# [Task instructions]
The response must contain every line below in which "usually" appears.

(Extracted information)

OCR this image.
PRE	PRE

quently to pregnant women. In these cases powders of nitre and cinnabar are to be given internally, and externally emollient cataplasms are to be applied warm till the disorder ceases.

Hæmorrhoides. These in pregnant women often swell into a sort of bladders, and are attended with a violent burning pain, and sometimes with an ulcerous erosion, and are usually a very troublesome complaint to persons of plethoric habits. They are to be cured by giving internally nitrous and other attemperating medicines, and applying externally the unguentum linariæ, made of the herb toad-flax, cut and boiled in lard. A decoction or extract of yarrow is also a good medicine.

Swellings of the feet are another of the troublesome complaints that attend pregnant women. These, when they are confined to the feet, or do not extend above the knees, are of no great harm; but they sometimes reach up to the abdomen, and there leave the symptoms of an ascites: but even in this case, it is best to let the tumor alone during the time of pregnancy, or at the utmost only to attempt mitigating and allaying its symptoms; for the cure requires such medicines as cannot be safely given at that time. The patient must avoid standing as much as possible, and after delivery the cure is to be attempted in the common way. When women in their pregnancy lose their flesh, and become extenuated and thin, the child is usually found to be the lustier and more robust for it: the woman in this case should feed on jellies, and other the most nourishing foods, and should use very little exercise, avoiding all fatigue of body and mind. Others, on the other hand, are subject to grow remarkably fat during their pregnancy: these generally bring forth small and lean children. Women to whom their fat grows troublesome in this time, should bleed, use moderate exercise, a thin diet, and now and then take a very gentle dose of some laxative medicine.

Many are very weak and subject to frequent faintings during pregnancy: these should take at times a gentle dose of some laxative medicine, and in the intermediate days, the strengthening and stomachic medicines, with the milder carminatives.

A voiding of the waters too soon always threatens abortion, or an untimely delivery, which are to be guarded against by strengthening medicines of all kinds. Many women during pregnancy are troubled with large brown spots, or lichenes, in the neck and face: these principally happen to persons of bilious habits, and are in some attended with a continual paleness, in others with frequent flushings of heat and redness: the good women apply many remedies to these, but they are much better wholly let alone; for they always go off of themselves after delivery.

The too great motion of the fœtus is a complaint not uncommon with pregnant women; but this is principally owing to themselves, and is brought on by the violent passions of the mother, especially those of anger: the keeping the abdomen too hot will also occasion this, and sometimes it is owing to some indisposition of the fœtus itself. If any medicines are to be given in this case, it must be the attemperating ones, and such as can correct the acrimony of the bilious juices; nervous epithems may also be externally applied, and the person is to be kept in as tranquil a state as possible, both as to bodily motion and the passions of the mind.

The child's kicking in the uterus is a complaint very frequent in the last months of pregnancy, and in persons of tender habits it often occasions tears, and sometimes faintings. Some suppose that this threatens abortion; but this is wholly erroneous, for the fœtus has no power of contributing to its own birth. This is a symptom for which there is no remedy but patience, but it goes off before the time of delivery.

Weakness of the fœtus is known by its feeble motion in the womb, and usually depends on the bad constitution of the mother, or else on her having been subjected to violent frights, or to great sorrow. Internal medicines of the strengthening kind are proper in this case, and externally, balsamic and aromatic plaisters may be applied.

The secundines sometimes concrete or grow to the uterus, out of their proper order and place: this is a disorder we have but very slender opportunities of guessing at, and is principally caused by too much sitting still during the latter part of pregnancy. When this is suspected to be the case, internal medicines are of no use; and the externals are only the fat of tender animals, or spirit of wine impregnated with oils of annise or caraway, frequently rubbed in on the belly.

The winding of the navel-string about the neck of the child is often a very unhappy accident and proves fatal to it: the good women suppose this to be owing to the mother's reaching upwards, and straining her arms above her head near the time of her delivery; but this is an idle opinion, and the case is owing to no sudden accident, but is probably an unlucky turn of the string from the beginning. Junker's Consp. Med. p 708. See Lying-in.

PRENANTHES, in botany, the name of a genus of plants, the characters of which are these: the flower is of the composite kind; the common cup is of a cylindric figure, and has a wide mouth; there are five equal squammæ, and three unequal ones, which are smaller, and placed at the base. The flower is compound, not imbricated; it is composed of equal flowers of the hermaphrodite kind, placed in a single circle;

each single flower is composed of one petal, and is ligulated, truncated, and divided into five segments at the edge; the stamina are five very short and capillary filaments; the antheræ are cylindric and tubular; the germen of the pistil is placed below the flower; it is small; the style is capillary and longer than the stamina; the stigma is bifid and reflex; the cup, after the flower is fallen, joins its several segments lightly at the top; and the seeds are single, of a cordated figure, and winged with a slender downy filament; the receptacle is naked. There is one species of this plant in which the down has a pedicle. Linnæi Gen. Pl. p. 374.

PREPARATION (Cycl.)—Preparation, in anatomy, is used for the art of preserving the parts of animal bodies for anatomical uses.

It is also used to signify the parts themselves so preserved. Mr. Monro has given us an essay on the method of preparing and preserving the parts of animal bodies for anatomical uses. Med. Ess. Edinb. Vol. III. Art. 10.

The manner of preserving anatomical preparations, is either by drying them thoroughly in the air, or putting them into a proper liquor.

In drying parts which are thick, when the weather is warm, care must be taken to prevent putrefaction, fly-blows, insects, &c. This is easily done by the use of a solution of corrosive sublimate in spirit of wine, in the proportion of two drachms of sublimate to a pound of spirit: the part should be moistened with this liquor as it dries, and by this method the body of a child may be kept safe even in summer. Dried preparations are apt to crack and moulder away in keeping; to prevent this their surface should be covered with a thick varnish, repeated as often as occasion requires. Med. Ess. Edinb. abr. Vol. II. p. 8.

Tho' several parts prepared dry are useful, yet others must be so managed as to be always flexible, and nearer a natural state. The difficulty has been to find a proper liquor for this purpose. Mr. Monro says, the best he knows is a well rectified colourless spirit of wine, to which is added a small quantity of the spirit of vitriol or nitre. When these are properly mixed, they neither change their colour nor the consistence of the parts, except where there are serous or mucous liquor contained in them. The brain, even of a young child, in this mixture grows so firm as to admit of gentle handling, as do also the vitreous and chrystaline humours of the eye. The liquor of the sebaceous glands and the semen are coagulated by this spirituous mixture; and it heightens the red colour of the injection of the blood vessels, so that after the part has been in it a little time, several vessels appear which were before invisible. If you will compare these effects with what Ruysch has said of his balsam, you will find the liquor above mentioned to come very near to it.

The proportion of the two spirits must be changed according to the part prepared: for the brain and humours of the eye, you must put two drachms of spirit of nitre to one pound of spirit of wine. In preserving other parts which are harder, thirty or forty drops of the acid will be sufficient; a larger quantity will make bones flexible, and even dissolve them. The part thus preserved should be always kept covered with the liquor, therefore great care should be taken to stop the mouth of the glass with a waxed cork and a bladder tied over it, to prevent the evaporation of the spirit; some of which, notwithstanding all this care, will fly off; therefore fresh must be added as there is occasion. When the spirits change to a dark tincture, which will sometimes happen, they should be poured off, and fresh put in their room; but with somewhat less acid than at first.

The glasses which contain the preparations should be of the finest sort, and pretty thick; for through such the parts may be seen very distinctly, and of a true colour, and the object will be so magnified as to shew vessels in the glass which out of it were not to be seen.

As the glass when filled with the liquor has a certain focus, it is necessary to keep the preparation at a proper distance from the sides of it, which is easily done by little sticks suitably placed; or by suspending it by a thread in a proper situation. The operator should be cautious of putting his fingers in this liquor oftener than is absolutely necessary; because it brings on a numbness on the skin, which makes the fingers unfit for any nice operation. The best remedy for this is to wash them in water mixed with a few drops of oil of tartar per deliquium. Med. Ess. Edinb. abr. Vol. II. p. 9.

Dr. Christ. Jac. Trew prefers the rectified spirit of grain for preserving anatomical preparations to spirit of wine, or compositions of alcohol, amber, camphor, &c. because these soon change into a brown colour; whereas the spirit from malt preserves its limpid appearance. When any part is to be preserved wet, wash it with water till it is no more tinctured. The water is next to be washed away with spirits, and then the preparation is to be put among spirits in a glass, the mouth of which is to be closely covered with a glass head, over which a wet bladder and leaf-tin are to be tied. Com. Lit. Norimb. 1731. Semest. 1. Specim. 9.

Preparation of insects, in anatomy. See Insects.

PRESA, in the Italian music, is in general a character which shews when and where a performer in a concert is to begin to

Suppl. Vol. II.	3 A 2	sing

(End Extracted information)

# [Output]
Hæmorrhoides. These in pregnant women often swell into a sort of bladders, and are attended with a violent burning pain, and sometimes with an ulcerous erosion, and are usually a very troublesome complaint to persons of plethoric habits. They are to be cured by giving internally nitrous and other attemperating medicines, and applying externally the unguentum linariæ, made of the herb toad-flax, cut and boiled in lard. A decoction or extract of yarrow is also a good medicine.
Swellings of the feet are another of the troublesome complaints that attend pregnant women. These, when they are confined to the feet, or do not extend above the knees, are of no great harm; but they sometimes reach up to the abdomen, and there leave the symptoms of an ascites: but even in this case, it is best to let the tumor alone during the time of pregnancy, or at the utmost only to attempt mitigating and allaying its symptoms; for the cure requires such medicines as cannot be safely given at that time. The patient must avoid standing as much as possible, and after delivery the cure is to be attempted in the common way. When women in their pregnancy lose their flesh, and become extenuated and thin, the child is usually found to be the lustier and more robust for it: the woman in this case should feed on jellies, and other the most nourishing foods, and should use very little exercise, avoiding all fatigue of body and mind. Others, on the other hand, are subject to grow remarkably fat during their pregnancy: these generally bring forth small and lean children. Women to whom their fat grows troublesome in this time, should bleed, use moderate exercise, a thin diet, and now and then take a very gentle dose of some laxative medicine.
Weakness of the fœtus is known by its feeble motion in the womb, and usually depends on the bad constitution of the mother, or else on her having been subjected to violent frights, or to great sorrow. Internal medicines of the strengthening kind are proper in this case, and externally, balsamic and aromatic plaisters may be applied.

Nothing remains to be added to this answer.